- Exercise details:
Using the records below, locate all lines containing "Covid" and return them.

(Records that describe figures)
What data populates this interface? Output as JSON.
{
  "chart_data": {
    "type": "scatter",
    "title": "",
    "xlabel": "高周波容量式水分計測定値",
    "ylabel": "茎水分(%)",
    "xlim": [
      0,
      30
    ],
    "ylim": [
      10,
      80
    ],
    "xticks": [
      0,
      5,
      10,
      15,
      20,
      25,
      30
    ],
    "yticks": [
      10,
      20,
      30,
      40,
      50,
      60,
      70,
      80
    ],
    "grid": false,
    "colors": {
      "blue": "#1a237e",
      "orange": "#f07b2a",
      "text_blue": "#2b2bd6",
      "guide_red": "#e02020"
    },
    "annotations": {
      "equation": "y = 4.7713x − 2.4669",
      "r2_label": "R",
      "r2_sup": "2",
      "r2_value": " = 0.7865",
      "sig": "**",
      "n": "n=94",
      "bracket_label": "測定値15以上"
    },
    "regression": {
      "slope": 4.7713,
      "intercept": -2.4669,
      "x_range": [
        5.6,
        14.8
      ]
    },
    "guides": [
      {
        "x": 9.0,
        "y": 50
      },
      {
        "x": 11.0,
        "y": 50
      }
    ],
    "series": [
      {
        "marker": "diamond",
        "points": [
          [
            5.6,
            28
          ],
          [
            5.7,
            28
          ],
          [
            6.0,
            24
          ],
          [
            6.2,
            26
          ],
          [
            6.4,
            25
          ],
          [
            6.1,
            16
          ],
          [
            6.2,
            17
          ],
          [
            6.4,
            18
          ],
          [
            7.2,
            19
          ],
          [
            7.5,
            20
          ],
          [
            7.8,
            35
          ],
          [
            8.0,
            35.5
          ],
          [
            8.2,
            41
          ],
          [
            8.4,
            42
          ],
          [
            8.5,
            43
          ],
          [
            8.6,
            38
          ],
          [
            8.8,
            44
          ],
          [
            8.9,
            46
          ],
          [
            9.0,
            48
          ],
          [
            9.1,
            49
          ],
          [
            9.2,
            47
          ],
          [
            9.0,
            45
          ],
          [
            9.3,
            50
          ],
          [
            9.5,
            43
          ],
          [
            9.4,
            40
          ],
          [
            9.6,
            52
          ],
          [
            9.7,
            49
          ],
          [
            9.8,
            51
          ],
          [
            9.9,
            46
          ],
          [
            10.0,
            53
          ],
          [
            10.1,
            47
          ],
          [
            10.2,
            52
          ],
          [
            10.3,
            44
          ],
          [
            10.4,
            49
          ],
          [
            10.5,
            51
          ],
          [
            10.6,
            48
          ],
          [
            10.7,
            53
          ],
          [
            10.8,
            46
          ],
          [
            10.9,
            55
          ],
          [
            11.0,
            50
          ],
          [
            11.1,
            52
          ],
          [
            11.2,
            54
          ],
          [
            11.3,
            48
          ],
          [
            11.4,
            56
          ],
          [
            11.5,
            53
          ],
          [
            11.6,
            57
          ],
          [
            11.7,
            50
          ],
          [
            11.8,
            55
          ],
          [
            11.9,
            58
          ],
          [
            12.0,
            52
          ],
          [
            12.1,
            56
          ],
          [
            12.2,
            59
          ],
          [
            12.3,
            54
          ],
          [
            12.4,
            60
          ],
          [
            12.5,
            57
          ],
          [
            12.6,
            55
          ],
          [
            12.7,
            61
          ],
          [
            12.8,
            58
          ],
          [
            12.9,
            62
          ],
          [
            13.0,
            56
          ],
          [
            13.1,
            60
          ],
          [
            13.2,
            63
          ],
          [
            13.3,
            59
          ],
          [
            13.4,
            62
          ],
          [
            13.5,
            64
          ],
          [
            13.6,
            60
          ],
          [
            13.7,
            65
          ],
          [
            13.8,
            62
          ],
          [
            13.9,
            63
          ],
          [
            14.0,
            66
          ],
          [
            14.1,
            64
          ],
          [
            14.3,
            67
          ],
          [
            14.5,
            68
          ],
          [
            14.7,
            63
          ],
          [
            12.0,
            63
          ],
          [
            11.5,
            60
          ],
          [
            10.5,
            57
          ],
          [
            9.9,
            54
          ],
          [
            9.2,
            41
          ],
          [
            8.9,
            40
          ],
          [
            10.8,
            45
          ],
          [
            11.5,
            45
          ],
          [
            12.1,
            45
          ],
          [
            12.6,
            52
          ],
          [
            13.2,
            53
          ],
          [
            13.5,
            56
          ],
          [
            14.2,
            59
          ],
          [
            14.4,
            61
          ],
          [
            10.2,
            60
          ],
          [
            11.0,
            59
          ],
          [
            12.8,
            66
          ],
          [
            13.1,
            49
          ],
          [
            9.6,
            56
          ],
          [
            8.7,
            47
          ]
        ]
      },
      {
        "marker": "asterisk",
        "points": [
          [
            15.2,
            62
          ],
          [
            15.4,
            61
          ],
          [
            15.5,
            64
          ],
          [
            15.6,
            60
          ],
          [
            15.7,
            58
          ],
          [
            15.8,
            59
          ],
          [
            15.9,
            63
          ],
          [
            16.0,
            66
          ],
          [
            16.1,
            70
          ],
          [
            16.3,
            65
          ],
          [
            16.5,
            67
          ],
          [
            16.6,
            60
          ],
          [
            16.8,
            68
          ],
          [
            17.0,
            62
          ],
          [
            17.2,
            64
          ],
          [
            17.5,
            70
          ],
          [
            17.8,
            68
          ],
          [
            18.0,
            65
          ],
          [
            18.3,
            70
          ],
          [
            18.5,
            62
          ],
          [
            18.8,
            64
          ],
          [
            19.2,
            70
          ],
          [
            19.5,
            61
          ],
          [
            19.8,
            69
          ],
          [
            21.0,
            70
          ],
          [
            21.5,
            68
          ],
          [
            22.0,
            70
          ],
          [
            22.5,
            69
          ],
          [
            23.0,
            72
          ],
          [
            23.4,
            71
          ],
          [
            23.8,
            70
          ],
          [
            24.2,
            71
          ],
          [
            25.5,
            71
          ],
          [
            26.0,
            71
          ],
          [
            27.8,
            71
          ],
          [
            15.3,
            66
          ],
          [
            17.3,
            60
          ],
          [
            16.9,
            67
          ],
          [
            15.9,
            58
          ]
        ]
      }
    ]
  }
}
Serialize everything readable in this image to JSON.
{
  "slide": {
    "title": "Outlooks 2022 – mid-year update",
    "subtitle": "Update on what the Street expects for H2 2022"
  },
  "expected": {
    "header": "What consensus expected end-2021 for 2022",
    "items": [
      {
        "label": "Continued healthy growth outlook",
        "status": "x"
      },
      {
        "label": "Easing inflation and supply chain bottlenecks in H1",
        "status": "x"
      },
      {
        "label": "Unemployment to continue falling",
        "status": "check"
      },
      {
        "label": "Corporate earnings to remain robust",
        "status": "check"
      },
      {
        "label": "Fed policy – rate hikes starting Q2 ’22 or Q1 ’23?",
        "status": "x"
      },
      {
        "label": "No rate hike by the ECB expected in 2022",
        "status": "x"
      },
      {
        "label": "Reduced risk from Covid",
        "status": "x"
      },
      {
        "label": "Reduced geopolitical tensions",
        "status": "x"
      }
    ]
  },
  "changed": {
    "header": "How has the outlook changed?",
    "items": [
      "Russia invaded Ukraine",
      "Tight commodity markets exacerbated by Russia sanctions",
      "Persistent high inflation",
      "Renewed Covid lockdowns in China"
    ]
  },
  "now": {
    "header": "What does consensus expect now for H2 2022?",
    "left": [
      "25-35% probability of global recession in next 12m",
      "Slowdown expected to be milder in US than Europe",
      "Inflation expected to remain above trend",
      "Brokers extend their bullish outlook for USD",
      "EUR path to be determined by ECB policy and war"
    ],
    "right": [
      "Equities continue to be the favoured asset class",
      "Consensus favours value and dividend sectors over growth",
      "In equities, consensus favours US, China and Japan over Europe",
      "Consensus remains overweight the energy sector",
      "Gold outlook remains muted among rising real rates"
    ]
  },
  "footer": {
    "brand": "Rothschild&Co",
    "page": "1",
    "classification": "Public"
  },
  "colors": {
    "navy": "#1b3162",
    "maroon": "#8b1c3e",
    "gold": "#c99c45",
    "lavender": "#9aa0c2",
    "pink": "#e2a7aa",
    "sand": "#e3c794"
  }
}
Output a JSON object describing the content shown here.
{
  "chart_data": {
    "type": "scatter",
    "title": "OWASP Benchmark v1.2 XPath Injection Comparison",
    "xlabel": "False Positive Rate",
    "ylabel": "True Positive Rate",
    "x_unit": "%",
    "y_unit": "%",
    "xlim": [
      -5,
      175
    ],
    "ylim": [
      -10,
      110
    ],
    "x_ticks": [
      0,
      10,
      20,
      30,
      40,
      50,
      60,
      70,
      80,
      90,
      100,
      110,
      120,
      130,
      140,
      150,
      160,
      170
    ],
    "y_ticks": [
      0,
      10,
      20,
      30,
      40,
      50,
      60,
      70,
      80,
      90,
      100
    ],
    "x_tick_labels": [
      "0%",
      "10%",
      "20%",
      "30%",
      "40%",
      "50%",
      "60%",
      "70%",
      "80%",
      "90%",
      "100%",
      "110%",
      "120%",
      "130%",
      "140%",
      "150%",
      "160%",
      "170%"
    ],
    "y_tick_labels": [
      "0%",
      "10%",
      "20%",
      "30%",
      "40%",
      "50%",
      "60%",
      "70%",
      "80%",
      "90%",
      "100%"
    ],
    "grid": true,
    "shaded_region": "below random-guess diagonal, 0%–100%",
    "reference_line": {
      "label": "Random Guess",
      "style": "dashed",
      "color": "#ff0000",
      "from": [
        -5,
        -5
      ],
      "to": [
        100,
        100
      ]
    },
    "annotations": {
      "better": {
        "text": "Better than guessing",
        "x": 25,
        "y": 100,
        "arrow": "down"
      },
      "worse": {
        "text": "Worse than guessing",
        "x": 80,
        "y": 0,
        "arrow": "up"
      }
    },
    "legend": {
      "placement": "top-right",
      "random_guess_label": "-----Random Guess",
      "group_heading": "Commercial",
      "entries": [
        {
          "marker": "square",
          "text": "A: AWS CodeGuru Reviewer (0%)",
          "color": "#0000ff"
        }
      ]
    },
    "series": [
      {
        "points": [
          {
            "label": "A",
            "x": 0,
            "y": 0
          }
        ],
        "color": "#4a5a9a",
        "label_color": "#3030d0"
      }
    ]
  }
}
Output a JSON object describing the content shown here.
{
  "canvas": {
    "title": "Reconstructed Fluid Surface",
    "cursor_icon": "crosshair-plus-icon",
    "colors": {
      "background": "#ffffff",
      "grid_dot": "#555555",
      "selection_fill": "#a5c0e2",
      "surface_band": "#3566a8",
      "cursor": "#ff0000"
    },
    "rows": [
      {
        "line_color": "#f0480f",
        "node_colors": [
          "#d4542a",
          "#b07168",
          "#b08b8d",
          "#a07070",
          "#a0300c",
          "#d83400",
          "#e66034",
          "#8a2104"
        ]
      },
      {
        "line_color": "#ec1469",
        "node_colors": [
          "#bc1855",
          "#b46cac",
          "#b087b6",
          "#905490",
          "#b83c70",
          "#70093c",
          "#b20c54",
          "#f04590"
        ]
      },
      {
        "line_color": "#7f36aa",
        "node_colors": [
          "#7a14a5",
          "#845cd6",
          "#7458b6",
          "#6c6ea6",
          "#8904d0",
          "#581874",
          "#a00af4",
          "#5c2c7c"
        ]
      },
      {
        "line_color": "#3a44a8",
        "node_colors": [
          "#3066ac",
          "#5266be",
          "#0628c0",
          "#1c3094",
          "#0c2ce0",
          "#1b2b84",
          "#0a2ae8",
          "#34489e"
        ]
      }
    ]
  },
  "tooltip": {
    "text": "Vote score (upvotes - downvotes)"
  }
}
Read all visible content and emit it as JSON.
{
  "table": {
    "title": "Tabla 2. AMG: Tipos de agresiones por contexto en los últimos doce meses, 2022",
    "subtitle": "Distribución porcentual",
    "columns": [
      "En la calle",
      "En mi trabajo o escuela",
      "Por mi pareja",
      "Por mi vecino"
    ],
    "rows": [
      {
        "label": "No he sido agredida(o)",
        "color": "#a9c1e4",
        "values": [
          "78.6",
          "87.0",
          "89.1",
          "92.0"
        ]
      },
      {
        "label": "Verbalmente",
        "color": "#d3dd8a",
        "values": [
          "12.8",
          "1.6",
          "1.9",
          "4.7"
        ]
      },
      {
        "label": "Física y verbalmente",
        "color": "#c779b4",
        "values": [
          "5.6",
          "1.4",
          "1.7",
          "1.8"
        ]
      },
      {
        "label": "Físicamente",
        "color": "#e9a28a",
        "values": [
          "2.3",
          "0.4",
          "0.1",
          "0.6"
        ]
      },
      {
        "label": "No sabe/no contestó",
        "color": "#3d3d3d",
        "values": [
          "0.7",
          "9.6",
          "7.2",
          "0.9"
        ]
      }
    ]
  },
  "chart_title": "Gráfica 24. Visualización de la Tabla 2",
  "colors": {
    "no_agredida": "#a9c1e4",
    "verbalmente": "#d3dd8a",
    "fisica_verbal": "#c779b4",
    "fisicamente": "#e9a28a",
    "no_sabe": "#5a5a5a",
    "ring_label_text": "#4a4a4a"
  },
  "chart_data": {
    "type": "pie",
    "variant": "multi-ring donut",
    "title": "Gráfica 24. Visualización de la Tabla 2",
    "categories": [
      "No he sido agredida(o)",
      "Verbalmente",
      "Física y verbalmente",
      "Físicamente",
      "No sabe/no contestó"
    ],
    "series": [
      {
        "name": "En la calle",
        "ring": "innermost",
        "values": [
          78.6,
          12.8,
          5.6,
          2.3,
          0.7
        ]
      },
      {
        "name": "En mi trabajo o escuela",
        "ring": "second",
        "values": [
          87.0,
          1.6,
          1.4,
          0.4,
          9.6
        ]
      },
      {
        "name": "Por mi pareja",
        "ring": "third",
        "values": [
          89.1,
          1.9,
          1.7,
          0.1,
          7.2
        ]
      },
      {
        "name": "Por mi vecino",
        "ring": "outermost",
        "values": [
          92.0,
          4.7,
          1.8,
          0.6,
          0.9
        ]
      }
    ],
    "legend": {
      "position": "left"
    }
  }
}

- Solved exercise:
        "label": "Reduced risk from Covid",
      "Renewed Covid lockdowns in China"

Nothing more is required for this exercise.